**Texto fornecido:**
O ano em que Putin viveu perigosamente

NINA L. KHRUSHCHEVA
EM MOSCOU

Na primavera de 2008, as coisas estavam indo às mil maravilhas para o presidente russo Vladimir Putin. Os preços do petróleo e do gás estavam nas alturas, e a receita das exportações inundava os cofres do Kremlin. Poderosas no passado, mas tendo desabado com o fim do comunismo, em 1991, as Forças Armadas estavam sendo reconstruídas. E o sucessor que Putin escolhera a dedo, Dmitri Medvedev, estava se ambientando no poder, enquanto Putin se acostumava a um cargo hierarquicamente inferior, de primeiro-ministro.
Os EUA, além disso, continuavam a agir como realce perfeito para um governante com pretensões de liderança mundial. A política externa incoerente do governo Bush incluía um plano para construir um escudo antimísseis na Polônia e República Tcheca, o que permitia a Putin trazer de volta as divisões entre velha e nova Europa que haviam começado com a Guerra do Iraque -algo que parecia fortalecer a influência russa sobre o continente.
O aparente renascimento militar da Rússia também ajudara a reforçar a economia doméstica. As vendas de armas, que movimentaram perto de US$ 8 bilhões, estavam mais uma vez competindo globalmente com o Reino Unido e os EUA, chegando a quase 80 países, entre eles Venezuela, China, Índia, Argélia, Irã, Malásia e Sérvia. Essas vendas em muitos casos estavam estreitamente vinculadas à assertividade de Putin no âmbito externo; pela primeira vez, o Exército russo estava treinando e promovendo exercícios militares em muitos lugares, incluindo a Venezuela, como se se preparasse para outra crise dos mísseis cubanos, só que com Hugo Chávez assumindo o papel que fora antes de Fidel Castro.

**Enunciado 1:**
Responda com base no texto sobre Putin:
(a) Em que ano as Forças Armadas russas desabaram com o fim do comunismo?
(b) Em quais países o governo Bush planejava construir um escudo antimísseis?
(c) Quanto movimentaram as vendas de armas russas?
**Enunciado 2:** Reescreva o trecho do texto sobre Putin que começa em "O aparente renascimento" e segue até "de Fidel Castro.", substituindo "armas" por "armamentos".
**Enunciado 3:** Escreva a continuação do texto sobre Putin a partir da última frase apresentada.
A listagem não tem relação com o texto sobre Putin.

(Registros de onde os elementos aparecem)

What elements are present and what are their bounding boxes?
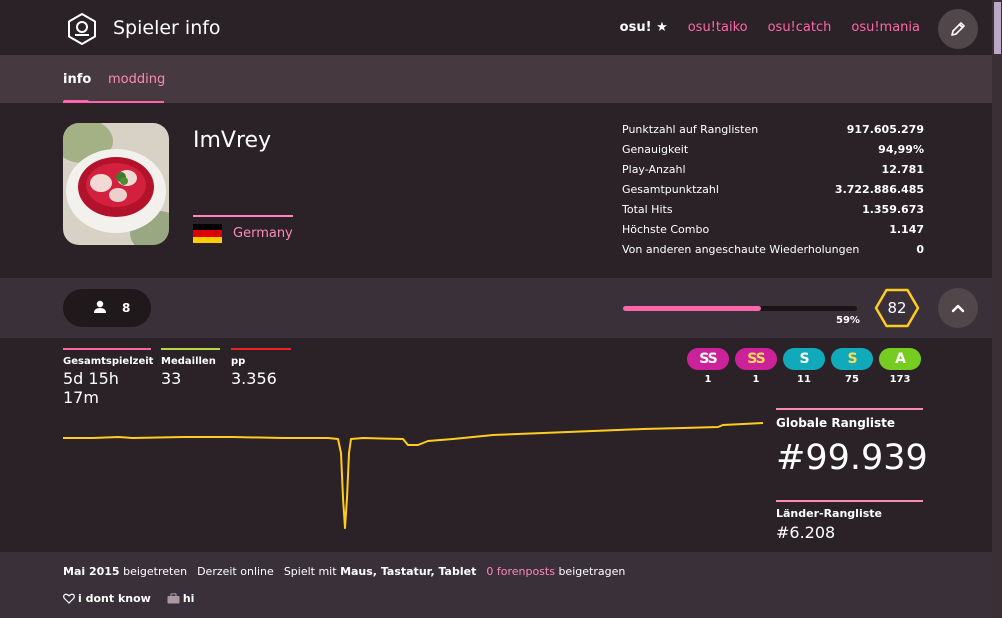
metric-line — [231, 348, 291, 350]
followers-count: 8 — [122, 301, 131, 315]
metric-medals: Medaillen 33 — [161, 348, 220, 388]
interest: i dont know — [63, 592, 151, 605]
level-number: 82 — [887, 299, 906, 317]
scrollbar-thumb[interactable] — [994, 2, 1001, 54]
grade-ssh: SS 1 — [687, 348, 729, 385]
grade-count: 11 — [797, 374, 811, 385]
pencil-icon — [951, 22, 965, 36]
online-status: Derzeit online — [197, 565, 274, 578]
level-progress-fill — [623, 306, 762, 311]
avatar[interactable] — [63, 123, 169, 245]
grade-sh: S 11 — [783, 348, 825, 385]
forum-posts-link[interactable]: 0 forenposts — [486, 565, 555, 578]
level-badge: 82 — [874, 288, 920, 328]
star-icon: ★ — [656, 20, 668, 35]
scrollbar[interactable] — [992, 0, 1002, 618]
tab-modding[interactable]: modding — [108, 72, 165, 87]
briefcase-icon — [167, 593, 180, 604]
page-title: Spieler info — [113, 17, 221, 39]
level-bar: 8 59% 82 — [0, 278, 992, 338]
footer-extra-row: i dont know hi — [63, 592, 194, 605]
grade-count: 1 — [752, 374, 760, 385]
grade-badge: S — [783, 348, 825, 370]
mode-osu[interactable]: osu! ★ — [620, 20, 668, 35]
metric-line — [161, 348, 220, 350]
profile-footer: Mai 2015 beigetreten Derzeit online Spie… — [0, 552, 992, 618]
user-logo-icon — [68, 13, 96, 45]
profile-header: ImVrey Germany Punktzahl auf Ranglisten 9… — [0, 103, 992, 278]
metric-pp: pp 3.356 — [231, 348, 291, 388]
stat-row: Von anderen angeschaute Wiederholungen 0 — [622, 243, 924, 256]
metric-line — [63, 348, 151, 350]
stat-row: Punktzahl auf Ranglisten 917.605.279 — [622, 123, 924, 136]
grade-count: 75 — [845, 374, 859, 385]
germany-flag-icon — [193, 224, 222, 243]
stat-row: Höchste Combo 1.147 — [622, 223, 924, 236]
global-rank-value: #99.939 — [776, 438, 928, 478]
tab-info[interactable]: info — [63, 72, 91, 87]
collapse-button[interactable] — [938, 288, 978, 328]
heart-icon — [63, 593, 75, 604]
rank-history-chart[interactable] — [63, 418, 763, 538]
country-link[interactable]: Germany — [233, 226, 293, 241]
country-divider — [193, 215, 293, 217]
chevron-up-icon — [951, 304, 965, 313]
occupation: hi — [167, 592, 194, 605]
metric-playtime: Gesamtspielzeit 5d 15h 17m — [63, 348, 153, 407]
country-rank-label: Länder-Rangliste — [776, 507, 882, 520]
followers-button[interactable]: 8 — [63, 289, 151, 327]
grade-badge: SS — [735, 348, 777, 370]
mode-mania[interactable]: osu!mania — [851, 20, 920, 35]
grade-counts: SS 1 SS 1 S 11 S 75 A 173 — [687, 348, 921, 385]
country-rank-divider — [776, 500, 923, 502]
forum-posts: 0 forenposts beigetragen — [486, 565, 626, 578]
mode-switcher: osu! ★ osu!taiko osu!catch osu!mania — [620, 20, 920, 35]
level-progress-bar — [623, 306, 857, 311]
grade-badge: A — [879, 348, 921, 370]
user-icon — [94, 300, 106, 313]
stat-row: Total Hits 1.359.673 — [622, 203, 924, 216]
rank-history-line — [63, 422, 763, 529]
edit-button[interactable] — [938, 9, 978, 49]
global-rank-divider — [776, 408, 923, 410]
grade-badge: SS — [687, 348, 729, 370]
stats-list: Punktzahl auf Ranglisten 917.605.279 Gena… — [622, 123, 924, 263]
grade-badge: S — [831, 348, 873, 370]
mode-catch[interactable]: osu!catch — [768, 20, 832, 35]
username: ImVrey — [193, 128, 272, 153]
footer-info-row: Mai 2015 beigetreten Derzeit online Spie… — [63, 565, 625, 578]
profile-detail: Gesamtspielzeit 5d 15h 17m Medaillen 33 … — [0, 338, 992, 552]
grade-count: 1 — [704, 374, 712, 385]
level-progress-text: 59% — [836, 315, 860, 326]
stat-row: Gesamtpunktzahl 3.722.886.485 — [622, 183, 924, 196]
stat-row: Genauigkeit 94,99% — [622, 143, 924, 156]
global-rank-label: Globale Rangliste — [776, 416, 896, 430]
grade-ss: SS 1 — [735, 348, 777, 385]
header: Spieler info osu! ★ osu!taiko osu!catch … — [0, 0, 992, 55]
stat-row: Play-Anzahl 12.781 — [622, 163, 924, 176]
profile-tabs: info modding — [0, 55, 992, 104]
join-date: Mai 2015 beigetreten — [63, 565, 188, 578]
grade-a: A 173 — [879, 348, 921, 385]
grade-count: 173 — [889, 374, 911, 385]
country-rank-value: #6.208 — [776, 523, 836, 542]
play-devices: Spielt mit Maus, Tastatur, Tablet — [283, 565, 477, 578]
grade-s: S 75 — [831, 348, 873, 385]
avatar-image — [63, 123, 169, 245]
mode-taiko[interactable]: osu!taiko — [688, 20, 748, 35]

* * *

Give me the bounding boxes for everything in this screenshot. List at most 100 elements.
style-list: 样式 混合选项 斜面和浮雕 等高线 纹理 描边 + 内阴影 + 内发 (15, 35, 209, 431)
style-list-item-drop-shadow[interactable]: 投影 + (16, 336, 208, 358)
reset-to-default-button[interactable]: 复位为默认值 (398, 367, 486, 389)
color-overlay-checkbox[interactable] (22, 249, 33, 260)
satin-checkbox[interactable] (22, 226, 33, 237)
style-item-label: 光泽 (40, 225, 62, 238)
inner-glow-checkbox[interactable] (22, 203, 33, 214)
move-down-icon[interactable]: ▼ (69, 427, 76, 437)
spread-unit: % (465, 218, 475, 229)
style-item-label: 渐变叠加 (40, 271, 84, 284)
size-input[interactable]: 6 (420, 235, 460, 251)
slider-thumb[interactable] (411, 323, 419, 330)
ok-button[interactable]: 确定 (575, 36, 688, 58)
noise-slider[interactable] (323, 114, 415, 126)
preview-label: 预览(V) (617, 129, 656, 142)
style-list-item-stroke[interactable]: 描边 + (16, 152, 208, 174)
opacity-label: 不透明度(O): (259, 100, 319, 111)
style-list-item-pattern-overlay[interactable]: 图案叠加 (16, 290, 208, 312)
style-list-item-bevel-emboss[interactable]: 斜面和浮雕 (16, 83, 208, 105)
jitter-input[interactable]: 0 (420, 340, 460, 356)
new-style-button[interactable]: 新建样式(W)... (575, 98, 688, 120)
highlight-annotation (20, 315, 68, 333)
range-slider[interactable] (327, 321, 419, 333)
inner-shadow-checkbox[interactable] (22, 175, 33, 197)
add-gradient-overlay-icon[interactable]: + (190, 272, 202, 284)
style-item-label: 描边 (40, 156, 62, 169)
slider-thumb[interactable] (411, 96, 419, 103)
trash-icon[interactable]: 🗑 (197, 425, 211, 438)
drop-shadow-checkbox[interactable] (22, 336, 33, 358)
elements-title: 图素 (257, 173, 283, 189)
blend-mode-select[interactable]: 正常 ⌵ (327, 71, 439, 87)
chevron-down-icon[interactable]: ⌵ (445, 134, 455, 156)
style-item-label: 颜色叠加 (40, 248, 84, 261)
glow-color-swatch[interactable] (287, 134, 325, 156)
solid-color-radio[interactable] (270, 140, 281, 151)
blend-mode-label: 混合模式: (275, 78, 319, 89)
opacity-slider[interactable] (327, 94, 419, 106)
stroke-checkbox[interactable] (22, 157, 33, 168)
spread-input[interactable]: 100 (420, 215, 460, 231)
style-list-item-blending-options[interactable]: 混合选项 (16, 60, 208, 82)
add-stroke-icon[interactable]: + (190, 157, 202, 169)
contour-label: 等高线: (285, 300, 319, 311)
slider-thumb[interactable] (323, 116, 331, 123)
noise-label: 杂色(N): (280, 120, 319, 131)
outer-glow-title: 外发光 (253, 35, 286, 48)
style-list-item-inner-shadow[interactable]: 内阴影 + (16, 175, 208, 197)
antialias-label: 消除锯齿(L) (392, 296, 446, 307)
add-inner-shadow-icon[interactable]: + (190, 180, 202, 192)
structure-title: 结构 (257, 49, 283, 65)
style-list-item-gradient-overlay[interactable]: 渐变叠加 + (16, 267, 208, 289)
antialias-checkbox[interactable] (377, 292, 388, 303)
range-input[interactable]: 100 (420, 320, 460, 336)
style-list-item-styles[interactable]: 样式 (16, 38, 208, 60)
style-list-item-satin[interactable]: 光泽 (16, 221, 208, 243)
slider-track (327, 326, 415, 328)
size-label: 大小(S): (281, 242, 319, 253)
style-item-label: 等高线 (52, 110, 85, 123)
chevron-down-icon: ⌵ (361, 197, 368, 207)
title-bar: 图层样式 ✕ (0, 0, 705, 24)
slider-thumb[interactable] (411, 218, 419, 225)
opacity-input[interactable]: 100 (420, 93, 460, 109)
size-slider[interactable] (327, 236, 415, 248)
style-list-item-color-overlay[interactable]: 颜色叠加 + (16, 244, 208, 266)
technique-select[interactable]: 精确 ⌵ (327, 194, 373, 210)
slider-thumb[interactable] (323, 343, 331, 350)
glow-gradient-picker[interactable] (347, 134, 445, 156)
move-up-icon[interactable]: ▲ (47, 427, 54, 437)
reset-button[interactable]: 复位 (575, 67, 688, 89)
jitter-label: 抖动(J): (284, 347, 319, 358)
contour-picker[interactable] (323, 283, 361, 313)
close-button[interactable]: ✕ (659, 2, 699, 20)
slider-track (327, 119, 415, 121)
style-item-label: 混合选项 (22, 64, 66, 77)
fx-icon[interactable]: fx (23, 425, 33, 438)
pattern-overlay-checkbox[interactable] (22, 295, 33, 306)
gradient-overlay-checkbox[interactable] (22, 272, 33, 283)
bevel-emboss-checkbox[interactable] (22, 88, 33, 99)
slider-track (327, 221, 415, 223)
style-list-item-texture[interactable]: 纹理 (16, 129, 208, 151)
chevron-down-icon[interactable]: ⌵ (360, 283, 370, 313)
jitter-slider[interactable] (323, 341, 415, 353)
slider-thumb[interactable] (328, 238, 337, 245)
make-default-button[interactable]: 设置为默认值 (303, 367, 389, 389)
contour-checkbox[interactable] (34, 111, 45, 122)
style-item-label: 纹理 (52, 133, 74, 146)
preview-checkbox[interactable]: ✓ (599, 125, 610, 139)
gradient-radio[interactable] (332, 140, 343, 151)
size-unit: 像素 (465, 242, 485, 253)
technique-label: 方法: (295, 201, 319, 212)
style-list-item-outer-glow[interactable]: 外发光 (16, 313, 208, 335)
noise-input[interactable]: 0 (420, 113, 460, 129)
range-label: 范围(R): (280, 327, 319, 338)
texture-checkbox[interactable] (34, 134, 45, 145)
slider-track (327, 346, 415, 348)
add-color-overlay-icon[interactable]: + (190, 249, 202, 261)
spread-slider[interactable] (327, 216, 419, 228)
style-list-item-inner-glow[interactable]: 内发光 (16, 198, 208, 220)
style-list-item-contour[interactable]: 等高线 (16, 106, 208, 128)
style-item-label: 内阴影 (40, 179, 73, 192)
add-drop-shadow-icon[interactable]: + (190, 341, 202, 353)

**Resposta 1:**
(a) Em 1991.
(b) Na Polônia e na República Tcheca.
(c) Perto de US$ 8 bilhões.

**Resposta 2:**
O aparente renascimento militar da Rússia também ajudara a reforçar a economia doméstica. As vendas de armamentos, que movimentaram perto de US$ 8 bilhões, estavam mais uma vez competindo globalmente com o Reino Unido e os EUA, chegando a quase 80 países, entre eles Venezuela, China, Índia, Argélia, Irã, Malásia e Sérvia. Essas vendas em muitos casos estavam estreitamente vinculadas à assertividade de Putin no âmbito externo; pela primeira vez, o Exército russo estava treinando e promovendo exercícios militares em muitos lugares, incluindo a Venezuela, como se se preparasse para outra crise dos mísseis cubanos, só que com Hugo Chávez assumindo o papel que fora antes de Fidel Castro.

**Resposta 3:**
Soft power
Tão bem as coisas pareciam estar indo que a Rússia de repente descobriu, talvez pela primeira vez desde os primórdios da era soviética, que o país de fato possuía algum "soft power" (poder de influência e persuasão). Isso ficou aparente quando o Comitê Olímpico Internacional escolheu Sochi, no mar Negro, para sediar as Olimpíadas de Inverno de 2014. Em 2007, Putin fizera um discurso (em inglês) diante do comitê e argumentara persuasivamente que as Olimpíadas "vão exercer um papel importante no futuro da Rússia. Vão ajudar a transição da Rússia, como democracia jovem."
Em maio de 2008 a Rússia venceu o campeonato mundial de hóquei no gelo, derrotando o Canadá. Em junho, chegou perto de vencer a Eurocopa, mas perdeu para a Espanha nas semifinais. Depois disso veio o Concurso Eurovision, uma competição anual de cantores pop europeus (raramente de primeira linha), no qual o russo Dima Bilan recebeu o primeiro prêmio por seu clipe musical "Believe". Também essa vitória ajudou a reacender o sentimento de orgulho nacional dos russos, que se estendeu do Kremlin para as ruas.
Os russos costumam reagir com humor negro a acontecimentos tanto bons quanto ruins, e os de 2008 não constituíram exceção. Uma piada retrata perfeitamente a atitude de soberba de Putin e seus aliados no Kremlin. Putin e Medvedev discutem sua invencibilidade recém-descoberta. "Eurovision, hóquei, futebol, transição presidencial tranqüila -que maré de sorte!", reflete Medvedev. "De fato, está na hora de começar a Terceira Guerra Mundial." Mas, como costuma acontecer, a soberba antecede a queda.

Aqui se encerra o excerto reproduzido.